TUGAS 1
Jawablah berdasarkan artikel tentang Agustusan di Baduy Luar:
(a) Siapa penulis artikel itu?
(b) Di mana warga Kanekes berkumpul untuk upacara peringatan Hari Ulang Tahun Republik Indonesia?
(c) Siapa Kepala SDN II Bojong Menteng?

---------- TEKS YANG DITAMPILKAN

Clock Magic Wand Quran Compass Menu
Image Adhyatnika Geusan Ulun

Agustusan di Baduy Luar

Gaya Hidup | 2023-08-19 12:28:24
Penulis. (istimewa)

Oleh: Dinn Wahyudin

Kami urang Kanekes patuh ka nagara jeung patuh ka pamimpin. Salah sahiji buktina masyarakat Kanekes urang Baduy katelahna, saban tahun Agustusan ilu biung datang kumpul ka tempat upacara anu sok di ayakeun di terminal Ciboleger.” (Kami warga Kanekes taat kepada negara jeung pamimpin nagara. Salah satu buktinya warga Kanekes setiap tahun datang berkumpul dan baur dengan masyarakat lain untuk melakukan Upacara peringatan Hari Ulang Tahun Republik Indonesia di Terminal Ciboleger).

Demikian diutarakan oleh salah seorang warga Baduy luar yang berdomisili di Kampung Kaduketug seperti dikemukakan Bapak Usep Suhendar, SPd.,MSi. Kepala SDN II Bojong Menteng kampung Ciboleger Kecamatan Leuwi Damar Kabupaten Lebak. Salah satu sekolah yang paling dekat dengan warga Kanekes Baduy luar.

--------------------

TUGAS 2
Tuliskan kembali baris-baris dalam catatan tanpa perubahan, mulai dari baris yang memuat "Detect and localize" dan berhenti setelah baris yang memuat "Text: 734 11 65-41: 734 11 65-41 [285, 382, 341, 392]". Jangan sertakan gambar dalam jawaban.

---------- DAFTAR CATATAN

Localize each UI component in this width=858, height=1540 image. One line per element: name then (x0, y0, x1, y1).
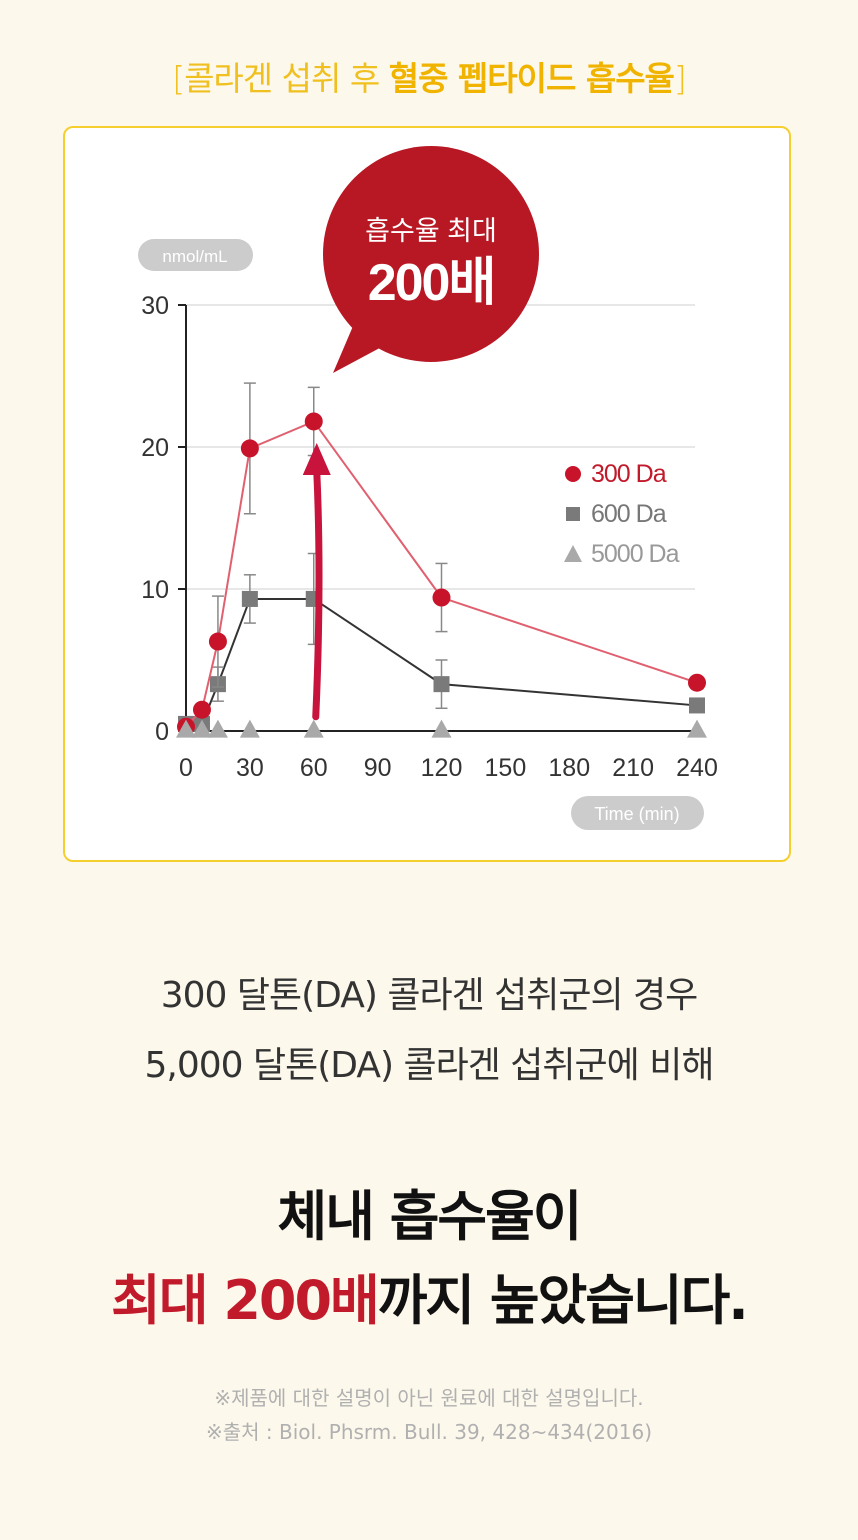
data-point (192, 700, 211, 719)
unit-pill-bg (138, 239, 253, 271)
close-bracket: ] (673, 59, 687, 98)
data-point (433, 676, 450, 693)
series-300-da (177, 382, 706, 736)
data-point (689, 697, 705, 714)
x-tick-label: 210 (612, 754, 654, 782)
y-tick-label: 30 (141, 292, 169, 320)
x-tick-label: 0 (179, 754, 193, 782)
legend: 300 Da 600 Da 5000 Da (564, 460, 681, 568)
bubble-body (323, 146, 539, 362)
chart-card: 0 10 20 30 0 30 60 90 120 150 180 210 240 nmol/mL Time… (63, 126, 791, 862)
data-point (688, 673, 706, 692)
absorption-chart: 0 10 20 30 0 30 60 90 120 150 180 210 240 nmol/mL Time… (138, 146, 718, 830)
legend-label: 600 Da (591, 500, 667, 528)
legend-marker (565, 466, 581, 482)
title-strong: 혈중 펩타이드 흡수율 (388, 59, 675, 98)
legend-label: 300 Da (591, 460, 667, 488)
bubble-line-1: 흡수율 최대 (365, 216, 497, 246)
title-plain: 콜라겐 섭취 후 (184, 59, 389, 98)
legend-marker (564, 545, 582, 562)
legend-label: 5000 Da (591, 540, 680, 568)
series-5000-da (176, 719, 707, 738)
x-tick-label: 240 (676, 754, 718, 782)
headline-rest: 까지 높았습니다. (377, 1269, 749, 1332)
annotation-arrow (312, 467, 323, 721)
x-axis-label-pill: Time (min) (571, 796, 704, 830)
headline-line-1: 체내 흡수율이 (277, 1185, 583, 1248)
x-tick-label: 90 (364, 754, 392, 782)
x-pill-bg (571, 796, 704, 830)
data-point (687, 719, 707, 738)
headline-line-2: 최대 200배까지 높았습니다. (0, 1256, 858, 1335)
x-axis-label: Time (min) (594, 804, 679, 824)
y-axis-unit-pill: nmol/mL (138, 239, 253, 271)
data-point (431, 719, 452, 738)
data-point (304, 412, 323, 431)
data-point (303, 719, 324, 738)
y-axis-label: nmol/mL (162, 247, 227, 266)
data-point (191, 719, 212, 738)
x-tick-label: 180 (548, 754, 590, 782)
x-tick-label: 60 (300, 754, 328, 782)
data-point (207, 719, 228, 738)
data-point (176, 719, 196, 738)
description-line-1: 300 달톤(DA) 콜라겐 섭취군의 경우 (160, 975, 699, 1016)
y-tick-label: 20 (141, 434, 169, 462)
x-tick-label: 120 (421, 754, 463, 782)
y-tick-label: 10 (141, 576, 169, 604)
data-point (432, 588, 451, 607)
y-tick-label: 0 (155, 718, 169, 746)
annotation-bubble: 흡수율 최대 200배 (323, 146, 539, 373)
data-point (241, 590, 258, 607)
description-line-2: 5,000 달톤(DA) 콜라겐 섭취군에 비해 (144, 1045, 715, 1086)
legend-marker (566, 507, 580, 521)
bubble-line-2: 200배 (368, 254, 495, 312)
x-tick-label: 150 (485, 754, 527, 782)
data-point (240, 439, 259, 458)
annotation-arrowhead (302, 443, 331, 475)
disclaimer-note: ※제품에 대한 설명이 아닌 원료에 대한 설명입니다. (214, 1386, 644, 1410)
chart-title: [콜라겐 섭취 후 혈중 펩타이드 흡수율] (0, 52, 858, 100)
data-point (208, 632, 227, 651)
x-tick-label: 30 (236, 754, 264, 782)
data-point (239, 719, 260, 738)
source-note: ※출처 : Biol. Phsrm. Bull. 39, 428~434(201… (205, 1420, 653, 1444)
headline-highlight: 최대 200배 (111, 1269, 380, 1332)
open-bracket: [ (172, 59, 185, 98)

--------------------
---------- DAFTAR CATATAN

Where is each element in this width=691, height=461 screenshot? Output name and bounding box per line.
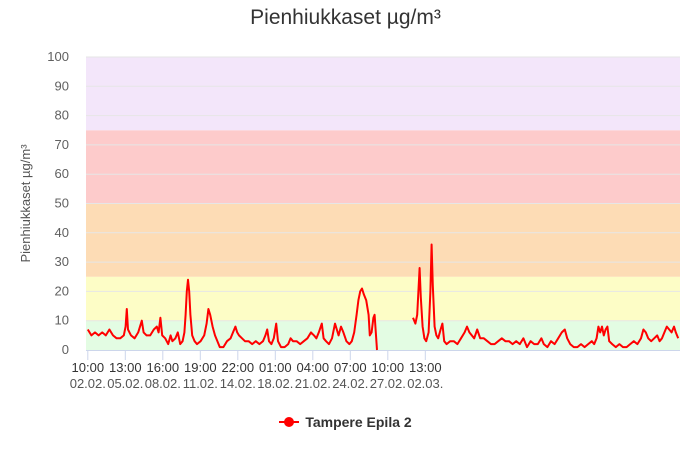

--------------------
---------- DAFTAR CATATAN

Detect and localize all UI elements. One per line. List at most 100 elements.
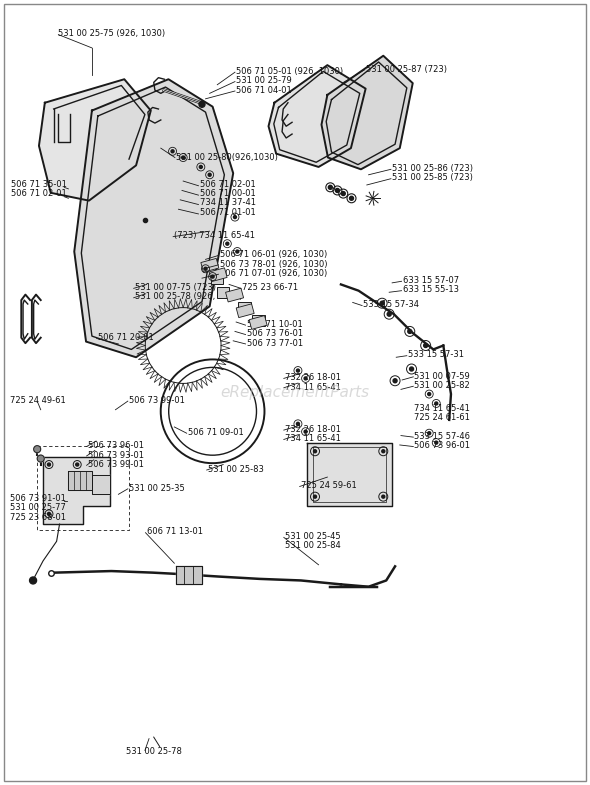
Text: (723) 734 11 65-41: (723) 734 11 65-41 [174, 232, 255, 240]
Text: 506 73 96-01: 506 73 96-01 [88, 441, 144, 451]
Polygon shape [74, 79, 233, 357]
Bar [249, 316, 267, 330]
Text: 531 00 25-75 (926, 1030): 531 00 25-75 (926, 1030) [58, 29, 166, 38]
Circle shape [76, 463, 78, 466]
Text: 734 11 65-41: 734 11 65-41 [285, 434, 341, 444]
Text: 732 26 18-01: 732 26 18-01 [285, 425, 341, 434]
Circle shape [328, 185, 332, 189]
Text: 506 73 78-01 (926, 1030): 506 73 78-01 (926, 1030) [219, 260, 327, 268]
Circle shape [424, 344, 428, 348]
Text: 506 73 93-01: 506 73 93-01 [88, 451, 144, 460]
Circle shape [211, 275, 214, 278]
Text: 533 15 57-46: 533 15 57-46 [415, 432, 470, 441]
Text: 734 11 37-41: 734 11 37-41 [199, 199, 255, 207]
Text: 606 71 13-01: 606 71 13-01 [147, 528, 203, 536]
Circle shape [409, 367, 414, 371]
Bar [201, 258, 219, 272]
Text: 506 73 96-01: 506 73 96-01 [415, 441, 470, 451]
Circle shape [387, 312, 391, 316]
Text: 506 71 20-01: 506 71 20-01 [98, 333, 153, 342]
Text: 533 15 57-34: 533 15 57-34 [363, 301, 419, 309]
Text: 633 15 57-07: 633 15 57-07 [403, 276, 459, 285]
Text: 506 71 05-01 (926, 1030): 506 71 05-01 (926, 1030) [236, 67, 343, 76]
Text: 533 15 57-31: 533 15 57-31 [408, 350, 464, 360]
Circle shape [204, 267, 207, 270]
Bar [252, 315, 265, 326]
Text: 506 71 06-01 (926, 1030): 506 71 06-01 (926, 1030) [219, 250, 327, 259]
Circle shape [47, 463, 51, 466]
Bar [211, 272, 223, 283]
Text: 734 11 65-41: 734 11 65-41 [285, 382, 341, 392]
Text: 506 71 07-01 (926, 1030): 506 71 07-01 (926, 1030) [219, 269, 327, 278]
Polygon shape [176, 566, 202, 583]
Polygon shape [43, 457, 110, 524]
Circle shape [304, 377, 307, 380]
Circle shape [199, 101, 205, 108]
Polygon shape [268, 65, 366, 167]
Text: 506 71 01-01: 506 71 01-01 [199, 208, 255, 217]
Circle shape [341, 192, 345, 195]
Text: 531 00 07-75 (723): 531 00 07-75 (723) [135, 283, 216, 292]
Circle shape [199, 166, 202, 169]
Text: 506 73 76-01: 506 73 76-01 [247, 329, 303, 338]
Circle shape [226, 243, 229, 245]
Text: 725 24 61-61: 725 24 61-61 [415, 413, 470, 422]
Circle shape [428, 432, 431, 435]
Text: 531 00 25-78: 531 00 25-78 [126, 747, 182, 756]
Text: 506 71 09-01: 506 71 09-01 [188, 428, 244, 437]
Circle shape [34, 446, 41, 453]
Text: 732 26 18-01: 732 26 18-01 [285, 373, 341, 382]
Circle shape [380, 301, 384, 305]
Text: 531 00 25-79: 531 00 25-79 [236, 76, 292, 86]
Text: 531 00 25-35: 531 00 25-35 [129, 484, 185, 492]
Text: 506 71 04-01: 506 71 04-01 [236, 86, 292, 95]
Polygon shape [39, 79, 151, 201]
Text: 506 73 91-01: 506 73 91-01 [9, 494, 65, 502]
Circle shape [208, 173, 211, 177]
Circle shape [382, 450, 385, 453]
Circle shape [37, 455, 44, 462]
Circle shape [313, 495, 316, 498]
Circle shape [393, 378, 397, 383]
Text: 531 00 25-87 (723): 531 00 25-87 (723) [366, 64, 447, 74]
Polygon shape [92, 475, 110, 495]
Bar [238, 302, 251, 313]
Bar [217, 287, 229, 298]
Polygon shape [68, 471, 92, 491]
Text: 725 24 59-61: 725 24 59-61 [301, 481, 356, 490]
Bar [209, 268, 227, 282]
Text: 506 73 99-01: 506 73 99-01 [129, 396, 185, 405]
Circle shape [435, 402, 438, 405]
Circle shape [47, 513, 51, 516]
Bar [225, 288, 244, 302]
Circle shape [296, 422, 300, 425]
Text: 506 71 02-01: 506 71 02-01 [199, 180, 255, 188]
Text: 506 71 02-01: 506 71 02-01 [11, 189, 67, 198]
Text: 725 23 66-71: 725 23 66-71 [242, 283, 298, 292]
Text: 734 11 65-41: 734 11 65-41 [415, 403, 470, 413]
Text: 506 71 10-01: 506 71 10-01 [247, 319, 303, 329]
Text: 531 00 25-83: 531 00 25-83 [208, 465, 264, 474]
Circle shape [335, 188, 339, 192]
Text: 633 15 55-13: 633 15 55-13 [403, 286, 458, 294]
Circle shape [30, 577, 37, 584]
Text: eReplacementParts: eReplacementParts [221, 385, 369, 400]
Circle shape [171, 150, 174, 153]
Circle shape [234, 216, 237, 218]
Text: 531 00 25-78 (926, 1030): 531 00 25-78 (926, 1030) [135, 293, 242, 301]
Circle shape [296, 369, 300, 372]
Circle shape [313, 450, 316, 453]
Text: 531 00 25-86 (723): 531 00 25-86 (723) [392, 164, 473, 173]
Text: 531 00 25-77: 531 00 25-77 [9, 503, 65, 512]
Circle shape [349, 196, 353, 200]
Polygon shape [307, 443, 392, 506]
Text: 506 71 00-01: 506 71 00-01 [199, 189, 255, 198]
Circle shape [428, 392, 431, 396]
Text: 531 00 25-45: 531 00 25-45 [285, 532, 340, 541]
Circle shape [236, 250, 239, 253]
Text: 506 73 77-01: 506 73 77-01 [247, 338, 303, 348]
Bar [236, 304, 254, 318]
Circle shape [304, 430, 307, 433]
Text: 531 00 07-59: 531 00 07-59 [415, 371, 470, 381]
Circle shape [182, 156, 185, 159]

--------------------

JAWABAN TERTULIS 1
(a) Dinn Wahyudin.
(b) Di Terminal Ciboleger.
(c) Bapak Usep Suhendar, SPd.,MSi.

JAWABAN TERTULIS 2
Detect and localize all UI elements. One per line. List at most 100 elements.
Text: (723) 734 11 65-41: (723) 734 11 65-41 [174, 232, 255, 240]
Text: 506 73 96-01: 506 73 96-01 [88, 441, 144, 451]
Polygon shape [74, 79, 233, 357]
Bar [249, 316, 267, 330]
Text: 531 00 25-75 (926, 1030): 531 00 25-75 (926, 1030) [58, 29, 166, 38]
Circle shape [76, 463, 78, 466]
Text: 734 11 65-41: 734 11 65-41 [285, 434, 341, 444]
Text: 732 26 18-01: 732 26 18-01 [285, 425, 341, 434]
Circle shape [328, 185, 332, 189]
Text: 506 73 78-01 (926, 1030): 506 73 78-01 (926, 1030) [219, 260, 327, 268]
Circle shape [424, 344, 428, 348]
Text: 506 73 93-01: 506 73 93-01 [88, 451, 144, 460]
Circle shape [211, 275, 214, 278]
Text: 533 15 57-46: 533 15 57-46 [415, 432, 470, 441]
Text: 734 11 37-41: 734 11 37-41 [199, 199, 255, 207]
Text: 606 71 13-01: 606 71 13-01 [147, 528, 203, 536]
Circle shape [409, 367, 414, 371]
Bar [201, 258, 219, 272]
Text: 506 73 96-01: 506 73 96-01 [415, 441, 470, 451]
Circle shape [387, 312, 391, 316]
Text: 506 71 20-01: 506 71 20-01 [98, 333, 153, 342]
Text: 533 15 57-34: 533 15 57-34 [363, 301, 419, 309]
Text: 633 15 57-07: 633 15 57-07 [403, 276, 459, 285]
Text: 506 71 05-01 (926, 1030): 506 71 05-01 (926, 1030) [236, 67, 343, 76]
Text: 533 15 57-31: 533 15 57-31 [408, 350, 464, 360]
Circle shape [204, 267, 207, 270]
Bar [252, 315, 265, 326]
Text: 506 71 06-01 (926, 1030): 506 71 06-01 (926, 1030) [219, 250, 327, 259]
Circle shape [47, 463, 51, 466]
Bar [211, 272, 223, 283]
Text: 734 11 65-41: 734 11 65-41 [285, 382, 341, 392]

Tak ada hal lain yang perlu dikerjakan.